**To do:**
Reproduce the listing below verbatim.

# START OF Source data

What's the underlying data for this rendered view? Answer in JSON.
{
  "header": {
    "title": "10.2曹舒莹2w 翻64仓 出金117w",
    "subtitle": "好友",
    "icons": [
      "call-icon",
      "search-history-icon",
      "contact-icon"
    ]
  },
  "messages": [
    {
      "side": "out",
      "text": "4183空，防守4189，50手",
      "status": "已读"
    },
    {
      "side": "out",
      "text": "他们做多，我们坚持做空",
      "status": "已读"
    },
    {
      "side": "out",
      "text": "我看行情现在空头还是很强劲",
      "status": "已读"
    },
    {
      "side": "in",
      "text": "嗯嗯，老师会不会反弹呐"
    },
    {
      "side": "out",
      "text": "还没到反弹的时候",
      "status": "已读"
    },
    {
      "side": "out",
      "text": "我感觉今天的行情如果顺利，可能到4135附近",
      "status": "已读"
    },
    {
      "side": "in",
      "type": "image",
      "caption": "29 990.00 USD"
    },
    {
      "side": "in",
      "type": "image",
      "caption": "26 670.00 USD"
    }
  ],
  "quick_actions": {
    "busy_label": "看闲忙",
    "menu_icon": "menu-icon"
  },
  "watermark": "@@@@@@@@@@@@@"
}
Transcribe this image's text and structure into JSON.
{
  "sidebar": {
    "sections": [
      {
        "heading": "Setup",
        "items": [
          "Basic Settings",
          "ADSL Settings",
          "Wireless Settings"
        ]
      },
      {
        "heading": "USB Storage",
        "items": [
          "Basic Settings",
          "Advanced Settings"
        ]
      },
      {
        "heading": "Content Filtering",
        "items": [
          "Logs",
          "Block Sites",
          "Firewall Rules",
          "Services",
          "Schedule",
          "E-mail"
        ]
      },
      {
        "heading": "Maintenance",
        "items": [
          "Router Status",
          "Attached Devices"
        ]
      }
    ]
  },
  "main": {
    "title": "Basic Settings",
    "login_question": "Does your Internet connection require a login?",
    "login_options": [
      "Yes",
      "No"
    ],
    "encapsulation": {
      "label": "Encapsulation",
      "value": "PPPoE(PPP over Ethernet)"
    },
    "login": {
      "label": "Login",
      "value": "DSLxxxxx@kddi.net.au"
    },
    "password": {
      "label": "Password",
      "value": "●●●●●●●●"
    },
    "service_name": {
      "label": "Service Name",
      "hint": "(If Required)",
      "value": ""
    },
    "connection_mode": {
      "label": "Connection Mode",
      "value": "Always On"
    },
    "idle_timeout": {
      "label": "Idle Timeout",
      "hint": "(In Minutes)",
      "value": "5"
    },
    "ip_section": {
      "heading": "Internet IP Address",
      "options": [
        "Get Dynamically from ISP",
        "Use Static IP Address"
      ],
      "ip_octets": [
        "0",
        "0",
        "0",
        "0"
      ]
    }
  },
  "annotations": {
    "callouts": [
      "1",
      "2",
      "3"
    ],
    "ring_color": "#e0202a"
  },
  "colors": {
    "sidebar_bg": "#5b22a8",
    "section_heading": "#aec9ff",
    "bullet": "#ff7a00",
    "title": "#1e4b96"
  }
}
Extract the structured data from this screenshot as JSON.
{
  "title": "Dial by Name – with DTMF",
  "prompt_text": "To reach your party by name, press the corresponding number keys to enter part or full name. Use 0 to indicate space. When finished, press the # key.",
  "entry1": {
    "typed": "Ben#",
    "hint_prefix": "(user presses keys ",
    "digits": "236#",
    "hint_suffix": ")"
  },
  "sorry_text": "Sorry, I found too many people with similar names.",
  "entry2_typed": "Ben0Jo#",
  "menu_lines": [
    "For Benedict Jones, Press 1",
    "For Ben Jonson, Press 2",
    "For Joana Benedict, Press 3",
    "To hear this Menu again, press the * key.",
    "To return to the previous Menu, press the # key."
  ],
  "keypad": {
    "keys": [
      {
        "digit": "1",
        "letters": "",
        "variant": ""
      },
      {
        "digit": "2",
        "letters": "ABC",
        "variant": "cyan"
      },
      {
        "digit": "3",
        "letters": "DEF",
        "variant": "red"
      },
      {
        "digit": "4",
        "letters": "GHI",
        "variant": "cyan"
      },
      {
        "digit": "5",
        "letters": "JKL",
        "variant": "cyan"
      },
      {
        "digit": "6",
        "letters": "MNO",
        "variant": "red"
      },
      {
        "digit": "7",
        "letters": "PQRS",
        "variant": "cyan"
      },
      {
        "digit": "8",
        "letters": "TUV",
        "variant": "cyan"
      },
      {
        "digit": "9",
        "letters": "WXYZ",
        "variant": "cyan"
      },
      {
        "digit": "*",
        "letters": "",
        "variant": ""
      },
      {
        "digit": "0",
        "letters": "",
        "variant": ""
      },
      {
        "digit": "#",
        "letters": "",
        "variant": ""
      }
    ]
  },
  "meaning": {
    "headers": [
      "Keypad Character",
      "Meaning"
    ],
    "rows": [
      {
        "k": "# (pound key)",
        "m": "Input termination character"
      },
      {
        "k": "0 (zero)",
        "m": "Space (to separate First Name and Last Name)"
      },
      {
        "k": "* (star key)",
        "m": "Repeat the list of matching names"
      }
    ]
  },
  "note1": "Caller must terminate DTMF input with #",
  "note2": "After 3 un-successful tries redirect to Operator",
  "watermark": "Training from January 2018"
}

# END OF Source data

**Result of this task:**
What's the underlying data for this rendered view? Answer in JSON.
{
  "header": {
    "title": "10.2曹舒莹2w 翻64仓 出金117w",
    "subtitle": "好友",
    "icons": [
      "call-icon",
      "search-history-icon",
      "contact-icon"
    ]
  },
  "messages": [
    {
      "side": "out",
      "text": "4183空，防守4189，50手",
      "status": "已读"
    },
    {
      "side": "out",
      "text": "他们做多，我们坚持做空",
      "status": "已读"
    },
    {
      "side": "out",
      "text": "我看行情现在空头还是很强劲",
      "status": "已读"
    },
    {
      "side": "in",
      "text": "嗯嗯，老师会不会反弹呐"
    },
    {
      "side": "out",
      "text": "还没到反弹的时候",
      "status": "已读"
    },
    {
      "side": "out",
      "text": "我感觉今天的行情如果顺利，可能到4135附近",
      "status": "已读"
    },
    {
      "side": "in",
      "type": "image",
      "caption": "29 990.00 USD"
    },
    {
      "side": "in",
      "type": "image",
      "caption": "26 670.00 USD"
    }
  ],
  "quick_actions": {
    "busy_label": "看闲忙",
    "menu_icon": "menu-icon"
  },
  "watermark": "@@@@@@@@@@@@@"
}
Transcribe this image's text and structure into JSON.
{
  "sidebar": {
    "sections": [
      {
        "heading": "Setup",
        "items": [
          "Basic Settings",
          "ADSL Settings",
          "Wireless Settings"
        ]
      },
      {
        "heading": "USB Storage",
        "items": [
          "Basic Settings",
          "Advanced Settings"
        ]
      },
      {
        "heading": "Content Filtering",
        "items": [
          "Logs",
          "Block Sites",
          "Firewall Rules",
          "Services",
          "Schedule",
          "E-mail"
        ]
      },
      {
        "heading": "Maintenance",
        "items": [
          "Router Status",
          "Attached Devices"
        ]
      }
    ]
  },
  "main": {
    "title": "Basic Settings",
    "login_question": "Does your Internet connection require a login?",
    "login_options": [
      "Yes",
      "No"
    ],
    "encapsulation": {
      "label": "Encapsulation",
      "value": "PPPoE(PPP over Ethernet)"
    },
    "login": {
      "label": "Login",
      "value": "DSLxxxxx@kddi.net.au"
    },
    "password": {
      "label": "Password",
      "value": "●●●●●●●●"
    },
    "service_name": {
      "label": "Service Name",
      "hint": "(If Required)",
      "value": ""
    },
    "connection_mode": {
      "label": "Connection Mode",
      "value": "Always On"
    },
    "idle_timeout": {
      "label": "Idle Timeout",
      "hint": "(In Minutes)",
      "value": "5"
    },
    "ip_section": {
      "heading": "Internet IP Address",
      "options": [
        "Get Dynamically from ISP",
        "Use Static IP Address"
      ],
      "ip_octets": [
        "0",
        "0",
        "0",
        "0"
      ]
    }
  },
  "annotations": {
    "callouts": [
      "1",
      "2",
      "3"
    ],
    "ring_color": "#e0202a"
  },
  "colors": {
    "sidebar_bg": "#5b22a8",
    "section_heading": "#aec9ff",
    "bullet": "#ff7a00",
    "title": "#1e4b96"
  }
}
Extract the structured data from this screenshot as JSON.
{
  "title": "Dial by Name – with DTMF",
  "prompt_text": "To reach your party by name, press the corresponding number keys to enter part or full name. Use 0 to indicate space. When finished, press the # key.",
  "entry1": {
    "typed": "Ben#",
    "hint_prefix": "(user presses keys ",
    "digits": "236#",
    "hint_suffix": ")"
  },
  "sorry_text": "Sorry, I found too many people with similar names.",
  "entry2_typed": "Ben0Jo#",
  "menu_lines": [
    "For Benedict Jones, Press 1",
    "For Ben Jonson, Press 2",
    "For Joana Benedict, Press 3",
    "To hear this Menu again, press the * key.",
    "To return to the previous Menu, press the # key."
  ],
  "keypad": {
    "keys": [
      {
        "digit": "1",
        "letters": "",
        "variant": ""
      },
      {
        "digit": "2",
        "letters": "ABC",
        "variant": "cyan"
      },
      {
        "digit": "3",
        "letters": "DEF",
        "variant": "red"
      },
      {
        "digit": "4",
        "letters": "GHI",
        "variant": "cyan"
      },
      {
        "digit": "5",
        "letters": "JKL",
        "variant": "cyan"
      },
      {
        "digit": "6",
        "letters": "MNO",
        "variant": "red"
      },
      {
        "digit": "7",
        "letters": "PQRS",
        "variant": "cyan"
      },
      {
        "digit": "8",
        "letters": "TUV",
        "variant": "cyan"
      },
      {
        "digit": "9",
        "letters": "WXYZ",
        "variant": "cyan"
      },
      {
        "digit": "*",
        "letters": "",
        "variant": ""
      },
      {
        "digit": "0",
        "letters": "",
        "variant": ""
      },
      {
        "digit": "#",
        "letters": "",
        "variant": ""
      }
    ]
  },
  "meaning": {
    "headers": [
      "Keypad Character",
      "Meaning"
    ],
    "rows": [
      {
        "k": "# (pound key)",
        "m": "Input termination character"
      },
      {
        "k": "0 (zero)",
        "m": "Space (to separate First Name and Last Name)"
      },
      {
        "k": "* (star key)",
        "m": "Repeat the list of matching names"
      }
    ]
  },
  "note1": "Caller must terminate DTMF input with #",
  "note2": "After 3 un-successful tries redirect to Operator",
  "watermark": "Training from January 2018"
}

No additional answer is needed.